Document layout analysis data
============
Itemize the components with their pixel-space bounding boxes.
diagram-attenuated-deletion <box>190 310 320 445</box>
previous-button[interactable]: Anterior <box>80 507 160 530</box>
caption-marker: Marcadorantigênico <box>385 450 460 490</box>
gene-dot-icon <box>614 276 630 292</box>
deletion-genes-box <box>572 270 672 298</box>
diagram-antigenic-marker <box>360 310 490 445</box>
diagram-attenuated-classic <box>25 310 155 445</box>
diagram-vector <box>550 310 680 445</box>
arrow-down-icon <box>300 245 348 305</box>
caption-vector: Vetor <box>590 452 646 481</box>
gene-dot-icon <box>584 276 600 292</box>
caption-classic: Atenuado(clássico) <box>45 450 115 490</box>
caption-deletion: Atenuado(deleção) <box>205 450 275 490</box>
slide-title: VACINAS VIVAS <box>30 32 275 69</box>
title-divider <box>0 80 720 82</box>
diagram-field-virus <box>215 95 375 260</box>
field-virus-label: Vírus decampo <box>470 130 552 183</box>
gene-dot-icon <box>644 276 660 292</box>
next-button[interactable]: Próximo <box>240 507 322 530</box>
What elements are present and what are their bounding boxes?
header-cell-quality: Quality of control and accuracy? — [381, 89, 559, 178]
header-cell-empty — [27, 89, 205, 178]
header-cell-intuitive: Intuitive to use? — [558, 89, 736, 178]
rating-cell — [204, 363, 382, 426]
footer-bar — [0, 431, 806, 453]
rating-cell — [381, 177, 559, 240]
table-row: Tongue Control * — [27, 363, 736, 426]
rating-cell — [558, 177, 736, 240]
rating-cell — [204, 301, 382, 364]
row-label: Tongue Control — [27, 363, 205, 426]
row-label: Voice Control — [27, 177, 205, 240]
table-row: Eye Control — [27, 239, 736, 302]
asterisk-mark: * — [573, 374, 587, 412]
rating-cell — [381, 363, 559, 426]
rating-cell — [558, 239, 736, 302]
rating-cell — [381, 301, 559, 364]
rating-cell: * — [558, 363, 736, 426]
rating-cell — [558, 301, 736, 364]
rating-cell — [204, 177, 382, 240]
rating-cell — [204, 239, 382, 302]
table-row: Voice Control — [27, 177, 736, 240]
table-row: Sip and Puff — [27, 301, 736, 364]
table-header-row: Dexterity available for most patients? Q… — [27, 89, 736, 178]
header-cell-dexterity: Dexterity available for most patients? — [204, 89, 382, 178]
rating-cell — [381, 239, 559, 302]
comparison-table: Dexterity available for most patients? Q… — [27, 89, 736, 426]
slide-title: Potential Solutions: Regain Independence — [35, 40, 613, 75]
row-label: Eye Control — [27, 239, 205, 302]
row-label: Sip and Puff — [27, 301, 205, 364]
============
What you are asked to do =>
Copy, exactly and with nothing added, the lines from the one containing "What elements are" through the end of the records.

Solution to the problem =>
What elements are present and what are their bounding boxes?
header-cell-quality: Quality of control and accuracy? — [381, 89, 559, 178]
header-cell-empty — [27, 89, 205, 178]
header-cell-intuitive: Intuitive to use? — [558, 89, 736, 178]
rating-cell — [204, 363, 382, 426]
footer-bar — [0, 431, 806, 453]
rating-cell — [381, 177, 559, 240]
table-row: Tongue Control * — [27, 363, 736, 426]
rating-cell — [558, 177, 736, 240]
rating-cell — [204, 301, 382, 364]
row-label: Tongue Control — [27, 363, 205, 426]
row-label: Voice Control — [27, 177, 205, 240]
table-row: Eye Control — [27, 239, 736, 302]
asterisk-mark: * — [573, 374, 587, 412]
rating-cell — [381, 363, 559, 426]
rating-cell — [558, 239, 736, 302]
rating-cell — [381, 301, 559, 364]
rating-cell: * — [558, 363, 736, 426]
rating-cell — [558, 301, 736, 364]
rating-cell — [204, 177, 382, 240]
rating-cell — [204, 239, 382, 302]
table-row: Voice Control — [27, 177, 736, 240]
table-row: Sip and Puff — [27, 301, 736, 364]
table-header-row: Dexterity available for most patients? Q… — [27, 89, 736, 178]
header-cell-dexterity: Dexterity available for most patients? — [204, 89, 382, 178]
rating-cell — [381, 239, 559, 302]
comparison-table: Dexterity available for most patients? Q… — [27, 89, 736, 426]
slide-title: Potential Solutions: Regain Independence — [35, 40, 613, 75]
row-label: Eye Control — [27, 239, 205, 302]
row-label: Sip and Puff — [27, 301, 205, 364]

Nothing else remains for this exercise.